## Work instructions
Please retype the rows exactly, from the first one up to and including the line that contains "name-field[interactable] <box>221 443".

## Available data
------------------------------------------------
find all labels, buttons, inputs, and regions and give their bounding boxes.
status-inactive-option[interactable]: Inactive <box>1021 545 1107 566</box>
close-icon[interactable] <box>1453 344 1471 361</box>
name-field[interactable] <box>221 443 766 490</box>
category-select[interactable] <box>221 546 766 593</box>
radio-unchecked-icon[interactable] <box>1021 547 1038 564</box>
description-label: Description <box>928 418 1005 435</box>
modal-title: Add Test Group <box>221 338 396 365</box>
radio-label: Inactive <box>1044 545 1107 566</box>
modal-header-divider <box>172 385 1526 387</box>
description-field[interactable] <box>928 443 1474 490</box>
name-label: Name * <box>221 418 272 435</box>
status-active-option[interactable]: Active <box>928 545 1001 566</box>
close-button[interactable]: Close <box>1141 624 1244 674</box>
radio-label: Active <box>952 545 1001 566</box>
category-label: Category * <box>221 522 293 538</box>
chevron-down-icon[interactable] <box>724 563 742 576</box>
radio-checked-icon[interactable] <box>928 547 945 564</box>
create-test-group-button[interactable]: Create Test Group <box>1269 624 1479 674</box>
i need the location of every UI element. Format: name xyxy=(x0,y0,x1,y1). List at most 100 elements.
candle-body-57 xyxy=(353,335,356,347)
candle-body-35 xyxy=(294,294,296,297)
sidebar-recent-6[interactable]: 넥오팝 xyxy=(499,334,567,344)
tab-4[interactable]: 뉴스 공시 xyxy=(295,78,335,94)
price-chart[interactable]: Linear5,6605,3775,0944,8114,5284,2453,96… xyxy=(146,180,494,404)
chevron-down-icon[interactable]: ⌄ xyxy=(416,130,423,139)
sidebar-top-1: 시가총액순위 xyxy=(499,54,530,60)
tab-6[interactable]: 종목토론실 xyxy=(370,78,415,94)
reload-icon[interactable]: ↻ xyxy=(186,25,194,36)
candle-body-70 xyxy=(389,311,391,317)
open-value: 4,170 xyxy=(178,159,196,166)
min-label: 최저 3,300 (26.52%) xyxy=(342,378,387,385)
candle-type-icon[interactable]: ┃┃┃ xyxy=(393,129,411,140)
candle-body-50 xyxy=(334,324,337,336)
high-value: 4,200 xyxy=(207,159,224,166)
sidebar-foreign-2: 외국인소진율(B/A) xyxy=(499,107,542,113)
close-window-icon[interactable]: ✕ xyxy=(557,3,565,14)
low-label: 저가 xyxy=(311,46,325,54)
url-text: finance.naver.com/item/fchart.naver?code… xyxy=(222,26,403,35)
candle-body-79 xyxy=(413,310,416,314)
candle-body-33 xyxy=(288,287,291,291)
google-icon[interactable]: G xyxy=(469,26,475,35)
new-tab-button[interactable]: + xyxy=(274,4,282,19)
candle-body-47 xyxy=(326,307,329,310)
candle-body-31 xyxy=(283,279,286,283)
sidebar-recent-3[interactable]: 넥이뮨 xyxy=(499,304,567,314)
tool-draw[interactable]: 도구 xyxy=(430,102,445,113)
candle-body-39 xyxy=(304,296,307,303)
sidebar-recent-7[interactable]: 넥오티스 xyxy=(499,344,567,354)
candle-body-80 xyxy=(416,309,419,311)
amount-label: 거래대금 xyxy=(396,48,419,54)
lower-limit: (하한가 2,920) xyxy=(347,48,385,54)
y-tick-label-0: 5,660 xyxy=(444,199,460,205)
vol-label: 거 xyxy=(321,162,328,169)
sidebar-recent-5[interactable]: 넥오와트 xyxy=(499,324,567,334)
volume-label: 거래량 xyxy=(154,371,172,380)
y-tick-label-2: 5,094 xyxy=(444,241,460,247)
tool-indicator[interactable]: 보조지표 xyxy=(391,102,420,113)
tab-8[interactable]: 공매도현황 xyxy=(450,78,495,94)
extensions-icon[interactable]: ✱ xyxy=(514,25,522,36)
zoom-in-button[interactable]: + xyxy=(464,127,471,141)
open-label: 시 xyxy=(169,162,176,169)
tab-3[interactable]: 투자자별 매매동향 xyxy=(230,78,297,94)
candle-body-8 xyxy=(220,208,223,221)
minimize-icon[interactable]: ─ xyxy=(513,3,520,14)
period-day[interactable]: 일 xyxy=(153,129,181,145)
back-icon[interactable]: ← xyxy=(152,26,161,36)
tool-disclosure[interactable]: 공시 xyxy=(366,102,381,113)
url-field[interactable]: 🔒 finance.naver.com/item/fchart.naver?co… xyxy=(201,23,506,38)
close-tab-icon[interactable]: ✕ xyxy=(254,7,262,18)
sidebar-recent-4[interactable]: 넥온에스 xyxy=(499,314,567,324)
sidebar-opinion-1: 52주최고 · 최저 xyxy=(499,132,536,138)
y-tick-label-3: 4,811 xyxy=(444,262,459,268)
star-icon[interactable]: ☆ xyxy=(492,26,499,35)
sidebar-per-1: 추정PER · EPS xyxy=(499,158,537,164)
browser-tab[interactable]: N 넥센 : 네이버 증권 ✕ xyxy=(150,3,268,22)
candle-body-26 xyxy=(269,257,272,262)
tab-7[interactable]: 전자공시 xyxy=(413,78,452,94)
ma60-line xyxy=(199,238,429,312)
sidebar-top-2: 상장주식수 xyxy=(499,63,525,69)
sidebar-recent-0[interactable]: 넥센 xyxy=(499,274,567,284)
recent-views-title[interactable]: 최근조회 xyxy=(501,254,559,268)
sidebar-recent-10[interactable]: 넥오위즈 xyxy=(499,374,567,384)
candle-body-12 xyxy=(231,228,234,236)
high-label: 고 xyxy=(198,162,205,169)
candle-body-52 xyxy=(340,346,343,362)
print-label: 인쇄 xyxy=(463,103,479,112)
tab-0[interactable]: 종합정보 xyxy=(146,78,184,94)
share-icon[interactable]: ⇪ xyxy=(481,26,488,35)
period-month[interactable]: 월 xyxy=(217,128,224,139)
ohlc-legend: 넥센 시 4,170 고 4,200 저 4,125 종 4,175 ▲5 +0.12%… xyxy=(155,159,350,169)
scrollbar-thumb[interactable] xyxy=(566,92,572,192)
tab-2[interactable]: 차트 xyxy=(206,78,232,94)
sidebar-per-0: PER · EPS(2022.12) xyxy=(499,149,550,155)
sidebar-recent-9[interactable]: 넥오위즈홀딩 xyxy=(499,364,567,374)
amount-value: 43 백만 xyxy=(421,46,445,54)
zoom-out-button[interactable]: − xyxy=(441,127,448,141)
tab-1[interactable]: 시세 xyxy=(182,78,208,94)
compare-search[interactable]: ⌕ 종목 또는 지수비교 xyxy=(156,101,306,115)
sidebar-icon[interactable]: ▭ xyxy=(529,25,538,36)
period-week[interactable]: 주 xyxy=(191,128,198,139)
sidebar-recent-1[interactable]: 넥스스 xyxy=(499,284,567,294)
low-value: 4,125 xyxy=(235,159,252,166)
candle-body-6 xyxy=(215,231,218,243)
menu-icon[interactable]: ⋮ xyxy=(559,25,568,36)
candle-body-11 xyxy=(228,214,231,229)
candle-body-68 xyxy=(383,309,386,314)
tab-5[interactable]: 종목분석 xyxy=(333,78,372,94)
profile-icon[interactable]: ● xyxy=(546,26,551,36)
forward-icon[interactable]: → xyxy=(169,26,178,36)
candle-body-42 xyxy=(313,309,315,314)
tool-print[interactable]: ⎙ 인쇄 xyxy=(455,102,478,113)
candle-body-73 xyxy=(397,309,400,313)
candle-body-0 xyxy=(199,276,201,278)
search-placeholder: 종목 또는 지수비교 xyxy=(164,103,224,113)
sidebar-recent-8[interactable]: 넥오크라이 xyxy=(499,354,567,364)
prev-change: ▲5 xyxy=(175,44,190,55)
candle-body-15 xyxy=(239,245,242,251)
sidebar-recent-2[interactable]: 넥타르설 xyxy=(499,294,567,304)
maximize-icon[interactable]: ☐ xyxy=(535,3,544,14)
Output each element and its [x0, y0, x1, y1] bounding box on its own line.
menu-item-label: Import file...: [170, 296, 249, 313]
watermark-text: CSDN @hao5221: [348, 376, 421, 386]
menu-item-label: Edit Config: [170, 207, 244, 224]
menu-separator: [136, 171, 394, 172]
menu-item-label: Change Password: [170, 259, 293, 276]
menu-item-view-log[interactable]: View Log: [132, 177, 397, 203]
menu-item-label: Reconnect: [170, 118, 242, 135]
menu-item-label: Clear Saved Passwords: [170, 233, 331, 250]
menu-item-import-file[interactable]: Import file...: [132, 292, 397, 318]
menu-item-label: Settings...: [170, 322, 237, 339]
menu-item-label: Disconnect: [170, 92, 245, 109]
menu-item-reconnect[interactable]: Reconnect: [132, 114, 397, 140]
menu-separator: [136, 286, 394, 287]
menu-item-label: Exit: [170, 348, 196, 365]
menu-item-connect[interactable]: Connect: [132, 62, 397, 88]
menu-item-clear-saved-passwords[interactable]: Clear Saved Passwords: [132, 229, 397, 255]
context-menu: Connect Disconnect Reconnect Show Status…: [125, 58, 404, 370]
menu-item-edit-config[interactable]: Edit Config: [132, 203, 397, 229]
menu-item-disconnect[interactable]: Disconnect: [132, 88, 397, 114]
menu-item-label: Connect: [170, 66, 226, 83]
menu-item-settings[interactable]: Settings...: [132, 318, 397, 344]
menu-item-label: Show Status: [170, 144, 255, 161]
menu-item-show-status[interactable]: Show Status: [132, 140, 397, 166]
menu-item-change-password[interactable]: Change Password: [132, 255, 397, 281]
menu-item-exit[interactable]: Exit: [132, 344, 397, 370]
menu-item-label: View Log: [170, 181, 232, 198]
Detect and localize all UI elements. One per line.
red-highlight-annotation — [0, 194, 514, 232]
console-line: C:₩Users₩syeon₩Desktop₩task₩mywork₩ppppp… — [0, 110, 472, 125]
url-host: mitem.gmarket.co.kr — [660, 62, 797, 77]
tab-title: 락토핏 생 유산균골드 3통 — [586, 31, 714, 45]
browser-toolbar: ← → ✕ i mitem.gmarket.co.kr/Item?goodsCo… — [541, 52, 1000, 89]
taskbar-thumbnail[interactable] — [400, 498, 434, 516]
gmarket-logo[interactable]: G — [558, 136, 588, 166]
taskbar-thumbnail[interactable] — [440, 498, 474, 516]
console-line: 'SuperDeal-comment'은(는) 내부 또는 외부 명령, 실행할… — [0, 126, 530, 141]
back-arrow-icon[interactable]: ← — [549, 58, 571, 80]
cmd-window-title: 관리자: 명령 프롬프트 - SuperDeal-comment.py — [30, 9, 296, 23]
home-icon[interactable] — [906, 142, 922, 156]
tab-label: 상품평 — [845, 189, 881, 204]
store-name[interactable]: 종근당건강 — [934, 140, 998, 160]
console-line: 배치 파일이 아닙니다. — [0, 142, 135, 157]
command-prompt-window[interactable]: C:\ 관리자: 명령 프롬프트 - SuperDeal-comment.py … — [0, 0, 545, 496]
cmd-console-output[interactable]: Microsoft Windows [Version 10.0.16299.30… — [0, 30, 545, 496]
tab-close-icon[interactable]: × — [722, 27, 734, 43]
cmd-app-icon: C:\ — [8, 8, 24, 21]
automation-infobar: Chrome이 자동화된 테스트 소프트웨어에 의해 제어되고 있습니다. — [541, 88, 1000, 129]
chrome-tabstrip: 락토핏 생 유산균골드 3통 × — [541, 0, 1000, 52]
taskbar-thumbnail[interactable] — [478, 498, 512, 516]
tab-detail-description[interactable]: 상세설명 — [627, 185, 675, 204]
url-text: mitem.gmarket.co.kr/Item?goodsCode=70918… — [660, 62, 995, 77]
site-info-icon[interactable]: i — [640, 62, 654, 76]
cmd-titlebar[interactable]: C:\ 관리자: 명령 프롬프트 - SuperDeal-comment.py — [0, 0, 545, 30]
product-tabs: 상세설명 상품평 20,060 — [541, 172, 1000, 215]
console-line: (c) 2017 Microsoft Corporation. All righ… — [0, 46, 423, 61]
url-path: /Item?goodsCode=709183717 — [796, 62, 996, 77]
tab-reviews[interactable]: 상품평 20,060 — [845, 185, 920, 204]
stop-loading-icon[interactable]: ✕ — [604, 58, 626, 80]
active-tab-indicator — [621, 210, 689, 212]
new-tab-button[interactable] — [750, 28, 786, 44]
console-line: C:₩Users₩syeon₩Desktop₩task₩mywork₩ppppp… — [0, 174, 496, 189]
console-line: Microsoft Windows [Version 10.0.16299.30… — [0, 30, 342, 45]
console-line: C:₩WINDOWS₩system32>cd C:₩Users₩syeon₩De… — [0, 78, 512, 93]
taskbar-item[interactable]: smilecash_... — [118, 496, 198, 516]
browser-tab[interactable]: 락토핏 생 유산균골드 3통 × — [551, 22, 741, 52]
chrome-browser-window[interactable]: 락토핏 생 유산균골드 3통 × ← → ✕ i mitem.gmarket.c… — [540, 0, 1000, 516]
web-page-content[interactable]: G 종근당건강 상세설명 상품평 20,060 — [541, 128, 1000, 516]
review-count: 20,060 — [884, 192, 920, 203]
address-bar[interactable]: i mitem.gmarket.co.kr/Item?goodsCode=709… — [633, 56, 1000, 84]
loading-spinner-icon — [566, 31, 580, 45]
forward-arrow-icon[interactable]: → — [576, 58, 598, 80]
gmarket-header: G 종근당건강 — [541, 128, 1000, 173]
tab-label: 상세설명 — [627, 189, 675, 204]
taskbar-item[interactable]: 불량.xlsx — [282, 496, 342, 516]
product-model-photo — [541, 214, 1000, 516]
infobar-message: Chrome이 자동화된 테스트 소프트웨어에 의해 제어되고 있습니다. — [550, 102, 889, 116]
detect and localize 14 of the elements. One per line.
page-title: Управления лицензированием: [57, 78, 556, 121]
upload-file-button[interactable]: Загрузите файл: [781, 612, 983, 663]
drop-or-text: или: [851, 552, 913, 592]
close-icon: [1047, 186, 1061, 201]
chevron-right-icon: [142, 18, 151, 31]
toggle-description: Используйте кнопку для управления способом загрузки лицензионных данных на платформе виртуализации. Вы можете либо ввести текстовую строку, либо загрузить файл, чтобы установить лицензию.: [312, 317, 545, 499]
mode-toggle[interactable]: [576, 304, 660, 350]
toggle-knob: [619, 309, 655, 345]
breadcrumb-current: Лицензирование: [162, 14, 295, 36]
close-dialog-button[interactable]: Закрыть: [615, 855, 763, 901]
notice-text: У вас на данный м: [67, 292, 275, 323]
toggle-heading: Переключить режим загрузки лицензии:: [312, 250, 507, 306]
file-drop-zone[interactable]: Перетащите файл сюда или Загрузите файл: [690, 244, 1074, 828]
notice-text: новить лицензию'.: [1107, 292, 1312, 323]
------------------------------------------------
## Problem solution
find all labels, buttons, inputs, and regions and give their bounding boxes.
status-inactive-option[interactable]: Inactive <box>1021 545 1107 566</box>
close-icon[interactable] <box>1453 344 1471 361</box>
name-field[interactable] <box>221 443 766 490</box>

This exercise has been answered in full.